• EXERCISE DIRECTIONS:
Please output every entry below precisely as written.

BEGIN PROVIDED INFORMATION

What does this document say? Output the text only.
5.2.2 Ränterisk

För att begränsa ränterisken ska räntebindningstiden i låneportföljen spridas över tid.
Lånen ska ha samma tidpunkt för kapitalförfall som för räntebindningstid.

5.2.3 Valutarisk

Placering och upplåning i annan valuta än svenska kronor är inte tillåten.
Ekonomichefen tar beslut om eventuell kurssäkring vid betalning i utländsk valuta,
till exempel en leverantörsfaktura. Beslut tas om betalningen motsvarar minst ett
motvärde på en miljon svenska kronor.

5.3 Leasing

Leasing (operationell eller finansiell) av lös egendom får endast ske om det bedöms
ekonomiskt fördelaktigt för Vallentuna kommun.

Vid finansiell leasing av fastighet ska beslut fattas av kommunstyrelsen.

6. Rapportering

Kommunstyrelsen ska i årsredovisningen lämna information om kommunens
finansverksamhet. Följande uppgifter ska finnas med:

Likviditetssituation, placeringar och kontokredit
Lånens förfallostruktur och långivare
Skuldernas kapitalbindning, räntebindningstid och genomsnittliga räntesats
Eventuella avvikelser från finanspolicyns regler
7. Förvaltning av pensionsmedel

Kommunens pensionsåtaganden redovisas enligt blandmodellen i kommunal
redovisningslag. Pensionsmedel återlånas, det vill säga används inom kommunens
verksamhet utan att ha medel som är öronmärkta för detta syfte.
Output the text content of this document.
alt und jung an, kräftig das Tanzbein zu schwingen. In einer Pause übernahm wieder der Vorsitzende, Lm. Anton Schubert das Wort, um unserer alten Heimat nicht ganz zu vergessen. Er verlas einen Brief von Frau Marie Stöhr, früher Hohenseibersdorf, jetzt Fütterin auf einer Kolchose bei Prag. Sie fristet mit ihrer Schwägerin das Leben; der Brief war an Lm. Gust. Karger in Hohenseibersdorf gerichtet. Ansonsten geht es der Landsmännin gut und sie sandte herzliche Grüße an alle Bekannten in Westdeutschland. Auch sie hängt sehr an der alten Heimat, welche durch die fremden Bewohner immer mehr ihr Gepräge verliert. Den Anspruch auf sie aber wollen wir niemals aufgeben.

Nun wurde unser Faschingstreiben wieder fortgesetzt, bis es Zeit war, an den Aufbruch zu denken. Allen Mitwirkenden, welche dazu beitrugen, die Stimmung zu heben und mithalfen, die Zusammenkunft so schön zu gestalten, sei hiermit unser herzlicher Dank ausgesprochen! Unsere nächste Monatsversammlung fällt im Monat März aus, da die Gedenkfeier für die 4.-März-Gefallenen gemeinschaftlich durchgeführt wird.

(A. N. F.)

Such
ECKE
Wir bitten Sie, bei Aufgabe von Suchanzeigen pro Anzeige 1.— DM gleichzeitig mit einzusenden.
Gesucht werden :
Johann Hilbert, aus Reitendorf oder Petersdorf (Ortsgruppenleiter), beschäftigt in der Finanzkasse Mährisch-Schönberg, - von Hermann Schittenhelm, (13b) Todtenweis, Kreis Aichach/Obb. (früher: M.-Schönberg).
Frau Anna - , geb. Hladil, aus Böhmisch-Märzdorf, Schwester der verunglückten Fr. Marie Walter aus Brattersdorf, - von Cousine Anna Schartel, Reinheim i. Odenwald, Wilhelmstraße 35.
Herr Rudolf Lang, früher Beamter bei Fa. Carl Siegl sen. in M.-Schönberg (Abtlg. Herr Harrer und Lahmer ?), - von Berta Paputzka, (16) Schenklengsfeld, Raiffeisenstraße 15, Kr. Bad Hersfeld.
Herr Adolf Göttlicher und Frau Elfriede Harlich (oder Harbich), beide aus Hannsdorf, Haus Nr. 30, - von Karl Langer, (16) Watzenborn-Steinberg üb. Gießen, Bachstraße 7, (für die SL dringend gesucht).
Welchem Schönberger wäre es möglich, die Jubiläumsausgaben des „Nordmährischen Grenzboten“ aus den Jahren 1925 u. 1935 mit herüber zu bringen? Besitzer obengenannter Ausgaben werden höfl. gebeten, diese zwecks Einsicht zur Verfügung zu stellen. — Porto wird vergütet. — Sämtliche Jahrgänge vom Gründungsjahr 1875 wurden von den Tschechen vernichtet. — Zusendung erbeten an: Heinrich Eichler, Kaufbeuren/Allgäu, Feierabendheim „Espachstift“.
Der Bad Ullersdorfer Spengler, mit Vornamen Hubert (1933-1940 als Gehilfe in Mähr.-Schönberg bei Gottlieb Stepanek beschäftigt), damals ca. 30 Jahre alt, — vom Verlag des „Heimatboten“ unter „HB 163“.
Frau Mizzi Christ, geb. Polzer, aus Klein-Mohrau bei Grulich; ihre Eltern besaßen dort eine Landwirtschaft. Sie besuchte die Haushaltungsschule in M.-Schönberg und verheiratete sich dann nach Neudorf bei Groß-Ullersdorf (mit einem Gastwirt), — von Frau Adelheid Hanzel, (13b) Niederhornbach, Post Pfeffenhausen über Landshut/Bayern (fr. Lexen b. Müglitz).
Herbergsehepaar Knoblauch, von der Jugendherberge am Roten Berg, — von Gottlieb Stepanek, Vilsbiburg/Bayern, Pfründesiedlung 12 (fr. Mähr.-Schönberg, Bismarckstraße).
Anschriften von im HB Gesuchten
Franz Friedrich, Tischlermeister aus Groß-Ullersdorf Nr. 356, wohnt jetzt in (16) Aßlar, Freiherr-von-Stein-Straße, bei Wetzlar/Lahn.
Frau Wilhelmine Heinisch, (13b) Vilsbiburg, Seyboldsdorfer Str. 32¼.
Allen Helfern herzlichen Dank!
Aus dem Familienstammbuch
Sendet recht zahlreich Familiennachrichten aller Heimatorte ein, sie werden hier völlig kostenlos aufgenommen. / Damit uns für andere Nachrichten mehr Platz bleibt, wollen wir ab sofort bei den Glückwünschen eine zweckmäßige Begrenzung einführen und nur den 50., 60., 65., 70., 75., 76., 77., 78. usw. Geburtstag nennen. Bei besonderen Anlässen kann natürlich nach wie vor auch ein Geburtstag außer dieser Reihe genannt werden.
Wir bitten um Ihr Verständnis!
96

END PROVIDED INFORMATION

• FINISHED TASK:
What does this document say? Output the text only.
5.2.2 Ränterisk

För att begränsa ränterisken ska räntebindningstiden i låneportföljen spridas över tid.
Lånen ska ha samma tidpunkt för kapitalförfall som för räntebindningstid.

5.2.3 Valutarisk

Placering och upplåning i annan valuta än svenska kronor är inte tillåten.
Ekonomichefen tar beslut om eventuell kurssäkring vid betalning i utländsk valuta,
till exempel en leverantörsfaktura. Beslut tas om betalningen motsvarar minst ett
motvärde på en miljon svenska kronor.

5.3 Leasing

Leasing (operationell eller finansiell) av lös egendom får endast ske om det bedöms
ekonomiskt fördelaktigt för Vallentuna kommun.

Vid finansiell leasing av fastighet ska beslut fattas av kommunstyrelsen.

6. Rapportering

Kommunstyrelsen ska i årsredovisningen lämna information om kommunens
finansverksamhet. Följande uppgifter ska finnas med:

Likviditetssituation, placeringar och kontokredit
Lånens förfallostruktur och långivare
Skuldernas kapitalbindning, räntebindningstid och genomsnittliga räntesats
Eventuella avvikelser från finanspolicyns regler
7. Förvaltning av pensionsmedel

Kommunens pensionsåtaganden redovisas enligt blandmodellen i kommunal
redovisningslag. Pensionsmedel återlånas, det vill säga används inom kommunens
verksamhet utan att ha medel som är öronmärkta för detta syfte.
Output the text content of this document.
alt und jung an, kräftig das Tanzbein zu schwingen. In einer Pause übernahm wieder der Vorsitzende, Lm. Anton Schubert das Wort, um unserer alten Heimat nicht ganz zu vergessen. Er verlas einen Brief von Frau Marie Stöhr, früher Hohenseibersdorf, jetzt Fütterin auf einer Kolchose bei Prag. Sie fristet mit ihrer Schwägerin das Leben; der Brief war an Lm. Gust. Karger in Hohenseibersdorf gerichtet. Ansonsten geht es der Landsmännin gut und sie sandte herzliche Grüße an alle Bekannten in Westdeutschland. Auch sie hängt sehr an der alten Heimat, welche durch die fremden Bewohner immer mehr ihr Gepräge verliert. Den Anspruch auf sie aber wollen wir niemals aufgeben.

Nun wurde unser Faschingstreiben wieder fortgesetzt, bis es Zeit war, an den Aufbruch zu denken. Allen Mitwirkenden, welche dazu beitrugen, die Stimmung zu heben und mithalfen, die Zusammenkunft so schön zu gestalten, sei hiermit unser herzlicher Dank ausgesprochen! Unsere nächste Monatsversammlung fällt im Monat März aus, da die Gedenkfeier für die 4.-März-Gefallenen gemeinschaftlich durchgeführt wird.

(A. N. F.)

Such
ECKE
Wir bitten Sie, bei Aufgabe von Suchanzeigen pro Anzeige 1.— DM gleichzeitig mit einzusenden.
Gesucht werden :
Johann Hilbert, aus Reitendorf oder Petersdorf (Ortsgruppenleiter), beschäftigt in der Finanzkasse Mährisch-Schönberg, - von Hermann Schittenhelm, (13b) Todtenweis, Kreis Aichach/Obb. (früher: M.-Schönberg).
Frau Anna - , geb. Hladil, aus Böhmisch-Märzdorf, Schwester der verunglückten Fr. Marie Walter aus Brattersdorf, - von Cousine Anna Schartel, Reinheim i. Odenwald, Wilhelmstraße 35.
Herr Rudolf Lang, früher Beamter bei Fa. Carl Siegl sen. in M.-Schönberg (Abtlg. Herr Harrer und Lahmer ?), - von Berta Paputzka, (16) Schenklengsfeld, Raiffeisenstraße 15, Kr. Bad Hersfeld.
Herr Adolf Göttlicher und Frau Elfriede Harlich (oder Harbich), beide aus Hannsdorf, Haus Nr. 30, - von Karl Langer, (16) Watzenborn-Steinberg üb. Gießen, Bachstraße 7, (für die SL dringend gesucht).
Welchem Schönberger wäre es möglich, die Jubiläumsausgaben des „Nordmährischen Grenzboten“ aus den Jahren 1925 u. 1935 mit herüber zu bringen? Besitzer obengenannter Ausgaben werden höfl. gebeten, diese zwecks Einsicht zur Verfügung zu stellen. — Porto wird vergütet. — Sämtliche Jahrgänge vom Gründungsjahr 1875 wurden von den Tschechen vernichtet. — Zusendung erbeten an: Heinrich Eichler, Kaufbeuren/Allgäu, Feierabendheim „Espachstift“.
Der Bad Ullersdorfer Spengler, mit Vornamen Hubert (1933-1940 als Gehilfe in Mähr.-Schönberg bei Gottlieb Stepanek beschäftigt), damals ca. 30 Jahre alt, — vom Verlag des „Heimatboten“ unter „HB 163“.
Frau Mizzi Christ, geb. Polzer, aus Klein-Mohrau bei Grulich; ihre Eltern besaßen dort eine Landwirtschaft. Sie besuchte die Haushaltungsschule in M.-Schönberg und verheiratete sich dann nach Neudorf bei Groß-Ullersdorf (mit einem Gastwirt), — von Frau Adelheid Hanzel, (13b) Niederhornbach, Post Pfeffenhausen über Landshut/Bayern (fr. Lexen b. Müglitz).
Herbergsehepaar Knoblauch, von der Jugendherberge am Roten Berg, — von Gottlieb Stepanek, Vilsbiburg/Bayern, Pfründesiedlung 12 (fr. Mähr.-Schönberg, Bismarckstraße).
Anschriften von im HB Gesuchten
Franz Friedrich, Tischlermeister aus Groß-Ullersdorf Nr. 356, wohnt jetzt in (16) Aßlar, Freiherr-von-Stein-Straße, bei Wetzlar/Lahn.
Frau Wilhelmine Heinisch, (13b) Vilsbiburg, Seyboldsdorfer Str. 32¼.
Allen Helfern herzlichen Dank!
Aus dem Familienstammbuch
Sendet recht zahlreich Familiennachrichten aller Heimatorte ein, sie werden hier völlig kostenlos aufgenommen. / Damit uns für andere Nachrichten mehr Platz bleibt, wollen wir ab sofort bei den Glückwünschen eine zweckmäßige Begrenzung einführen und nur den 50., 60., 65., 70., 75., 76., 77., 78. usw. Geburtstag nennen. Bei besonderen Anlässen kann natürlich nach wie vor auch ein Geburtstag außer dieser Reihe genannt werden.
Wir bitten um Ihr Verständnis!
96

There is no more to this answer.